* _Given instruction_
Repeat, exactly and completely, the material that follows. Omit the pictures.

++++ Given data

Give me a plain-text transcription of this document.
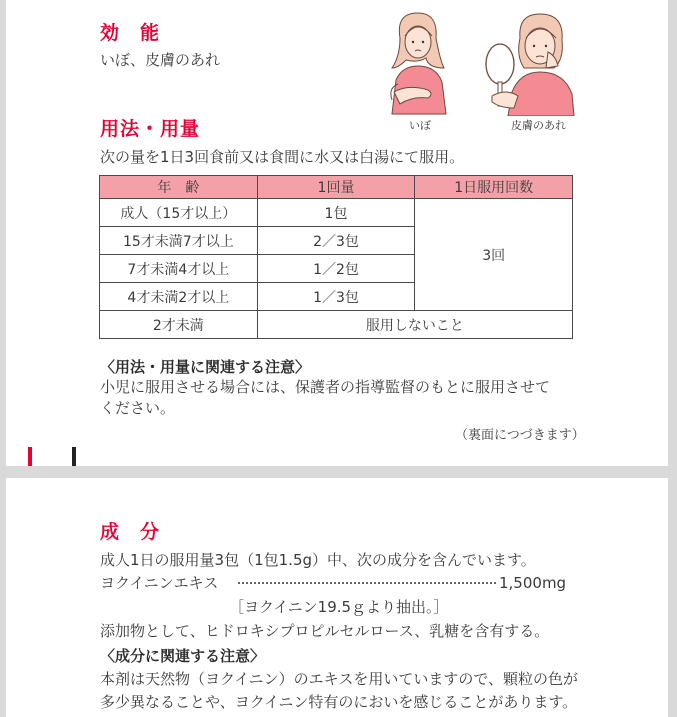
効　能

いぼ、皮膚のあれ

いぼ	皮膚のあれ
用法・用量

次の量を1日3回食前又は食間に水又は白湯にて服用。

年　齢	1回量	1日服用回数
成人（15才以上）	1包	3回
15才未満7才以上	2／3包	
7才未満4才以上	1／2包	
4才未満2才以上	1／3包	
2才未満	服用しないこと	

〈用法・用量に関連する注意〉

小児に服用させる場合には、保護者の指導監督のもとに服用させて

ください。

（裏面につづきます）

成　分

成人1日の服用量3包（1包1.5g）中、次の成分を含んでいます。

ヨクイニンエキス	1,500mg

［ヨクイニン19.5ｇより抽出。］

添加物として、ヒドロキシプロピルセルロース、乳糖を含有する。

〈成分に関連する注意〉

本剤は天然物（ヨクイニン）のエキスを用いていますので、顆粒の色が

多少異なることや、ヨクイニン特有のにおいを感じることがあります。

++++++++

* _Full output_
Give me a plain-text transcription of this document.
効　能

いぼ、皮膚のあれ

いぼ	皮膚のあれ
用法・用量

次の量を1日3回食前又は食間に水又は白湯にて服用。

年　齢	1回量	1日服用回数
成人（15才以上）	1包	3回
15才未満7才以上	2／3包	
7才未満4才以上	1／2包	
4才未満2才以上	1／3包	
2才未満	服用しないこと	

〈用法・用量に関連する注意〉

小児に服用させる場合には、保護者の指導監督のもとに服用させて

ください。

（裏面につづきます）

成　分

成人1日の服用量3包（1包1.5g）中、次の成分を含んでいます。

ヨクイニンエキス	1,500mg

［ヨクイニン19.5ｇより抽出。］

添加物として、ヒドロキシプロピルセルロース、乳糖を含有する。

〈成分に関連する注意〉

本剤は天然物（ヨクイニン）のエキスを用いていますので、顆粒の色が

多少異なることや、ヨクイニン特有のにおいを感じることがあります。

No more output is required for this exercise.